PROBLEM DESCRIPTION
Check each line of the records below and collect those that include the word "content".

(Figure record listings)
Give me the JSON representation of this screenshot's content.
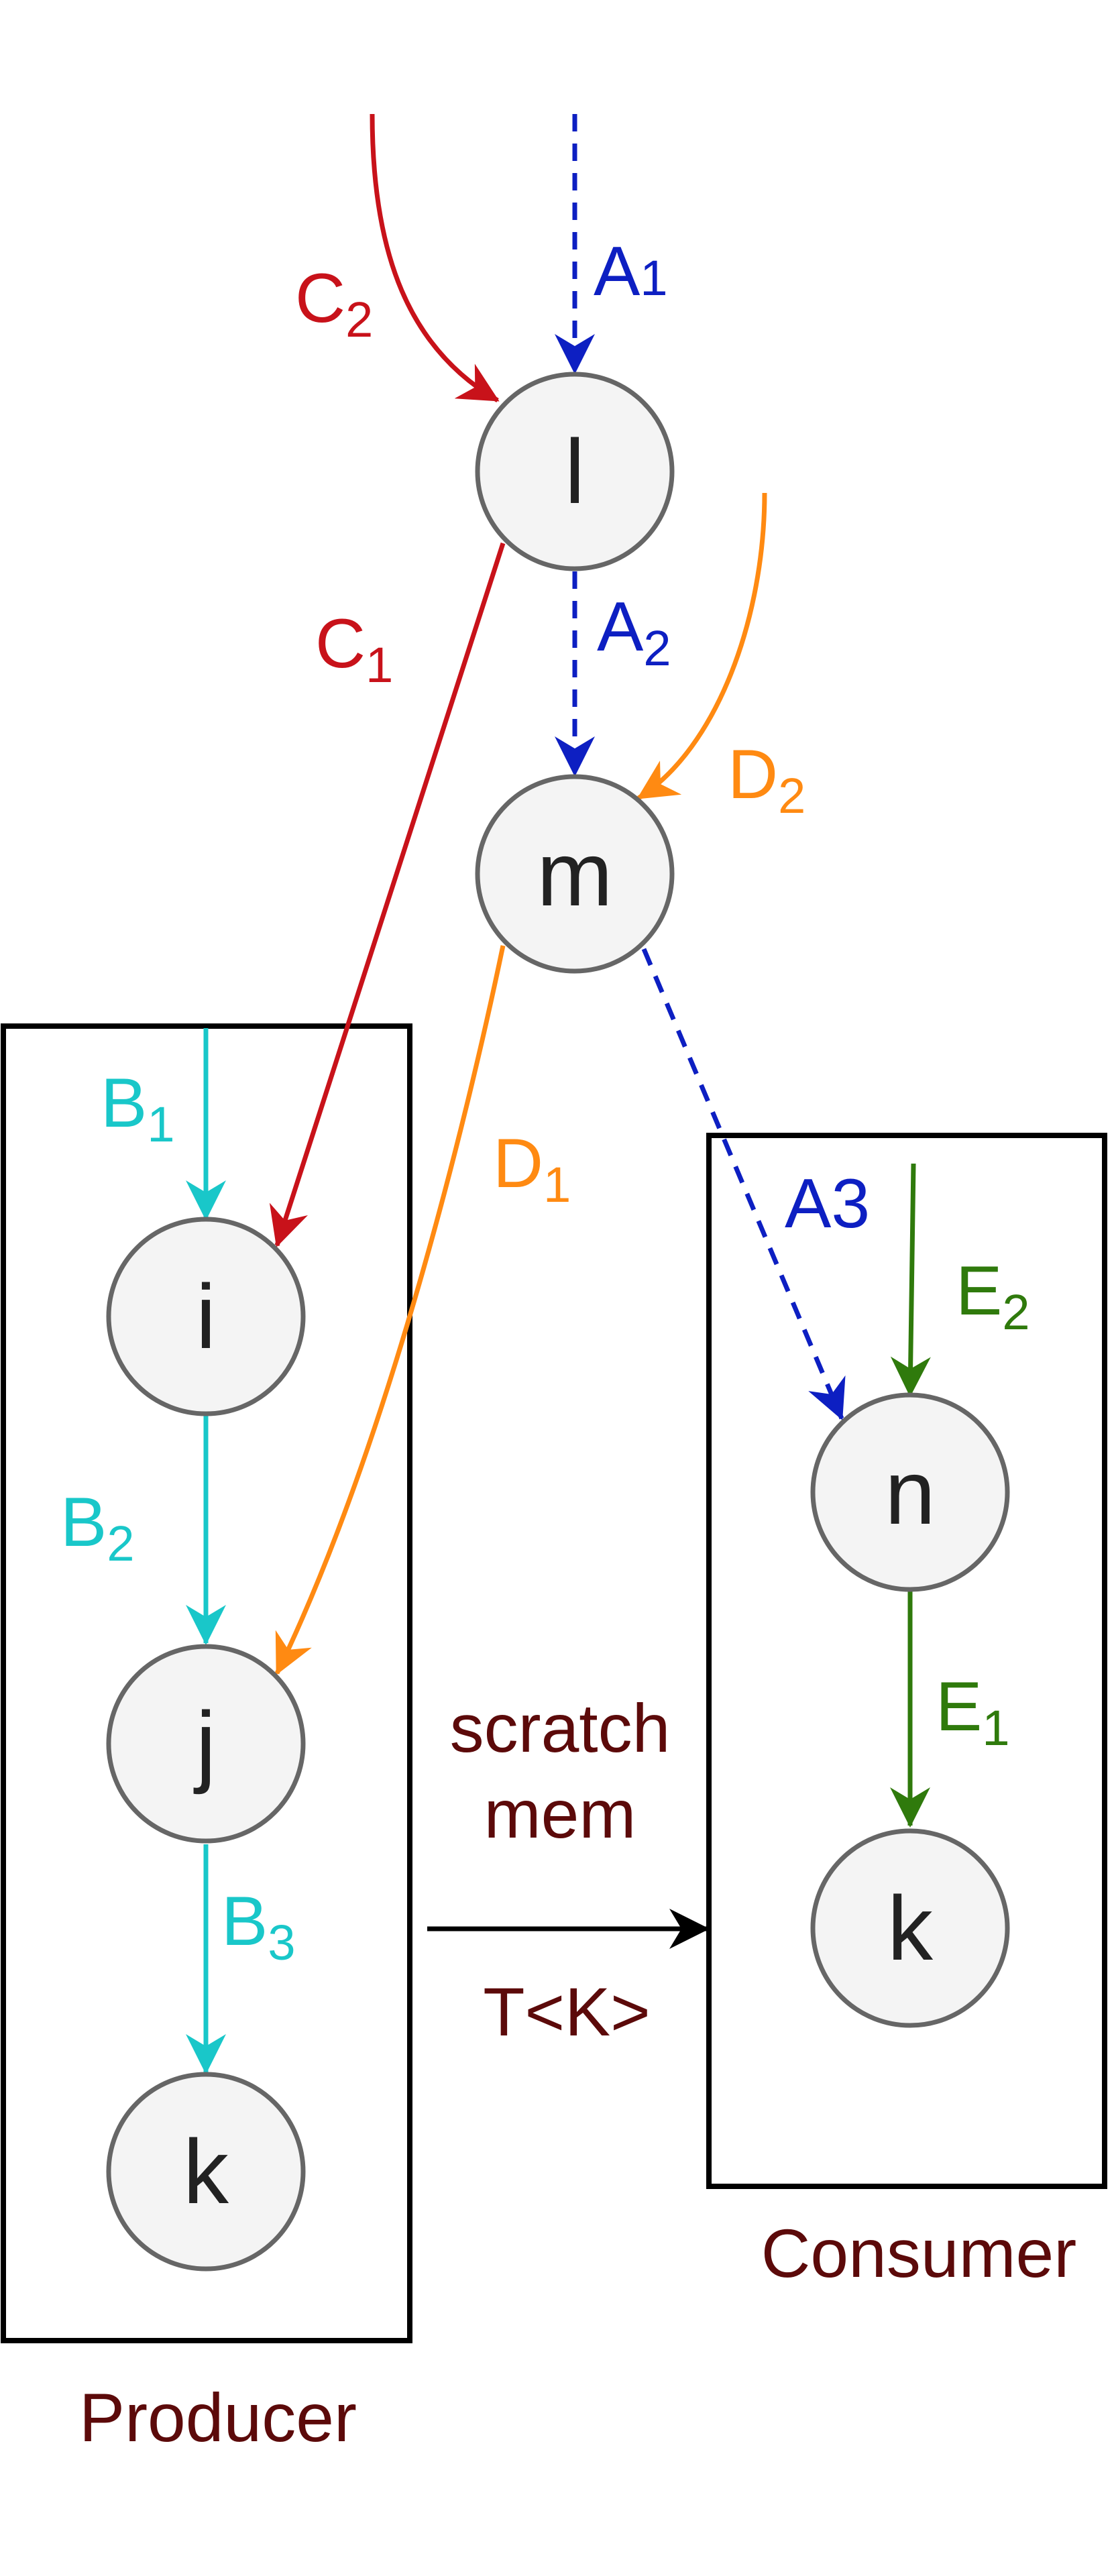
{
  "colors": {
    "A": "#0d1fc2",
    "B": "#19c7c9",
    "C": "#c8121a",
    "D": "#ff8a12",
    "E": "#2f7a0c",
    "transfer": "#000000",
    "caption": "#5c0a0a",
    "node_fill": "#f4f4f4",
    "node_stroke": "#666666"
  },
  "nodes": {
    "l": "l",
    "m": "m",
    "i": "i",
    "j": "j",
    "k_producer": "k",
    "n": "n",
    "k_consumer": "k"
  },
  "edge_labels": {
    "A1": {
      "main": "A",
      "sub": "1"
    },
    "A2": {
      "main": "A",
      "sub": "2"
    },
    "A3": {
      "main": "A3"
    },
    "B1": {
      "main": "B",
      "sub": "1"
    },
    "B2": {
      "main": "B",
      "sub": "2"
    },
    "B3": {
      "main": "B",
      "sub": "3"
    },
    "C1": {
      "main": "C",
      "sub": "1"
    },
    "C2": {
      "main": "C",
      "sub": "2"
    },
    "D1": {
      "main": "D",
      "sub": "1"
    },
    "D2": {
      "main": "D",
      "sub": "2"
    },
    "E1": {
      "main": "E",
      "sub": "1"
    },
    "E2": {
      "main": "E",
      "sub": "2"
    }
  },
  "transfer": {
    "line1": "scratch",
    "line2": "mem",
    "type": "T<K>"
  },
  "boxes": {
    "producer": "Producer",
    "consumer": "Consumer"
  }
}
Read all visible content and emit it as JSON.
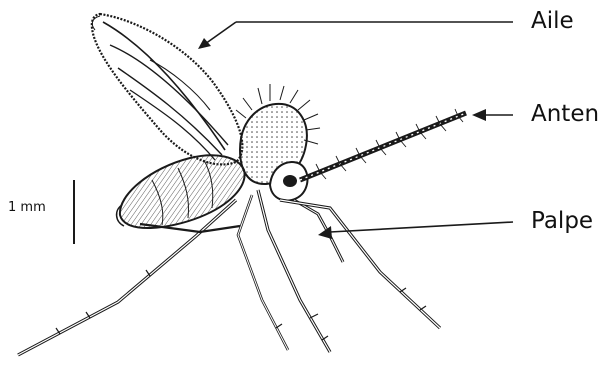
{
  "labels": {
    "wing": "Aile",
    "antenna": "Anten",
    "palp": "Palpe"
  },
  "scale_bar": {
    "text": "1 mm"
  },
  "colors": {
    "ink": "#1a1a1a",
    "background": "#ffffff"
  }
}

EXPECTED OUTPUT
Give me the JSON representation of this screenshot's content.
Read all visible content and emit it as JSON.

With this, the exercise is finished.